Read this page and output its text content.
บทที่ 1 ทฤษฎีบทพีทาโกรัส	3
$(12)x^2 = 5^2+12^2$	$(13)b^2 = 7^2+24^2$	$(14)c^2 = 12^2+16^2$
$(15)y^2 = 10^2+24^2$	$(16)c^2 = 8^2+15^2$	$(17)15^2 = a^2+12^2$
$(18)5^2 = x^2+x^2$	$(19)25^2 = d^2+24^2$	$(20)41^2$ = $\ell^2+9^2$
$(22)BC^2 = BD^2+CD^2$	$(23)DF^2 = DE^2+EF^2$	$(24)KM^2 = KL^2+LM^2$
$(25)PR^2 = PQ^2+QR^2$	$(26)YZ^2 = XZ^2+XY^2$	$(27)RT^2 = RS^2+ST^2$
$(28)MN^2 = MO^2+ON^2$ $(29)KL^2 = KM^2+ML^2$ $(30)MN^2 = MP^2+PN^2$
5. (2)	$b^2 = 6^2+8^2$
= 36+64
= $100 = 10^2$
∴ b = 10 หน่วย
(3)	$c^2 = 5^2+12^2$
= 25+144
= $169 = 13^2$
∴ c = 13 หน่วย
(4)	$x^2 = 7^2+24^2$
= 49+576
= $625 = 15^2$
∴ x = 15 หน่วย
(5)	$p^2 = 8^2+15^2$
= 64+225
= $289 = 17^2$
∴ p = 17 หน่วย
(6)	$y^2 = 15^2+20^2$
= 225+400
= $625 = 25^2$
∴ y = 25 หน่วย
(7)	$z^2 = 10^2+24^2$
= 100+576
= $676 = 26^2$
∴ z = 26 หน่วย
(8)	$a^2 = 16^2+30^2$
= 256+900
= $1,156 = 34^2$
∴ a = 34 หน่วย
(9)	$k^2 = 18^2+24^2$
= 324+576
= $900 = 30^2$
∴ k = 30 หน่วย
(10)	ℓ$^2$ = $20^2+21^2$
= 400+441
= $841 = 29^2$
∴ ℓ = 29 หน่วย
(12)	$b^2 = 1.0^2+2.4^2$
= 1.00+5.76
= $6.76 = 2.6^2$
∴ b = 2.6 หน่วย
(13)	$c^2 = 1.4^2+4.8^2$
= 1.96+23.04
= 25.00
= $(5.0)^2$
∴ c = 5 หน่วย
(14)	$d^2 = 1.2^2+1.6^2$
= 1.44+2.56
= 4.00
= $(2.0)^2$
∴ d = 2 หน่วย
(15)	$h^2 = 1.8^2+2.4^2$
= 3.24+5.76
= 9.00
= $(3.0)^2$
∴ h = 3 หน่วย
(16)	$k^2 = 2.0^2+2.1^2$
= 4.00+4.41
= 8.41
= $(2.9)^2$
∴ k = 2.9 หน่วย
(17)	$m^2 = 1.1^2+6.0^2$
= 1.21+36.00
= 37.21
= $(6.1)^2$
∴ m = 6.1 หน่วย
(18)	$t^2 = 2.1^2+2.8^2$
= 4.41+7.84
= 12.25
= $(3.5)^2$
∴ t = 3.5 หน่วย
----
Stated exercise: Print the whole listing again, exactly.

Solution to this task:
Read this page and output its text content.
บทที่ 1 ทฤษฎีบทพีทาโกรัส	3
$(12)x^2 = 5^2+12^2$	$(13)b^2 = 7^2+24^2$	$(14)c^2 = 12^2+16^2$
$(15)y^2 = 10^2+24^2$	$(16)c^2 = 8^2+15^2$	$(17)15^2 = a^2+12^2$
$(18)5^2 = x^2+x^2$	$(19)25^2 = d^2+24^2$	$(20)41^2$ = $\ell^2+9^2$
$(22)BC^2 = BD^2+CD^2$	$(23)DF^2 = DE^2+EF^2$	$(24)KM^2 = KL^2+LM^2$
$(25)PR^2 = PQ^2+QR^2$	$(26)YZ^2 = XZ^2+XY^2$	$(27)RT^2 = RS^2+ST^2$
$(28)MN^2 = MO^2+ON^2$ $(29)KL^2 = KM^2+ML^2$ $(30)MN^2 = MP^2+PN^2$
5. (2)	$b^2 = 6^2+8^2$
= 36+64
= $100 = 10^2$
∴ b = 10 หน่วย
(3)	$c^2 = 5^2+12^2$
= 25+144
= $169 = 13^2$
∴ c = 13 หน่วย
(4)	$x^2 = 7^2+24^2$
= 49+576
= $625 = 15^2$
∴ x = 15 หน่วย
(5)	$p^2 = 8^2+15^2$
= 64+225
= $289 = 17^2$
∴ p = 17 หน่วย
(6)	$y^2 = 15^2+20^2$
= 225+400
= $625 = 25^2$
∴ y = 25 หน่วย
(7)	$z^2 = 10^2+24^2$
= 100+576
= $676 = 26^2$
∴ z = 26 หน่วย
(8)	$a^2 = 16^2+30^2$
= 256+900
= $1,156 = 34^2$
∴ a = 34 หน่วย
(9)	$k^2 = 18^2+24^2$
= 324+576
= $900 = 30^2$
∴ k = 30 หน่วย
(10)	ℓ$^2$ = $20^2+21^2$
= 400+441
= $841 = 29^2$
∴ ℓ = 29 หน่วย
(12)	$b^2 = 1.0^2+2.4^2$
= 1.00+5.76
= $6.76 = 2.6^2$
∴ b = 2.6 หน่วย
(13)	$c^2 = 1.4^2+4.8^2$
= 1.96+23.04
= 25.00
= $(5.0)^2$
∴ c = 5 หน่วย
(14)	$d^2 = 1.2^2+1.6^2$
= 1.44+2.56
= 4.00
= $(2.0)^2$
∴ d = 2 หน่วย
(15)	$h^2 = 1.8^2+2.4^2$
= 3.24+5.76
= 9.00
= $(3.0)^2$
∴ h = 3 หน่วย
(16)	$k^2 = 2.0^2+2.1^2$
= 4.00+4.41
= 8.41
= $(2.9)^2$
∴ k = 2.9 หน่วย
(17)	$m^2 = 1.1^2+6.0^2$
= 1.21+36.00
= 37.21
= $(6.1)^2$
∴ m = 6.1 หน่วย
(18)	$t^2 = 2.1^2+2.8^2$
= 4.41+7.84
= 12.25
= $(3.5)^2$
∴ t = 3.5 หน่วย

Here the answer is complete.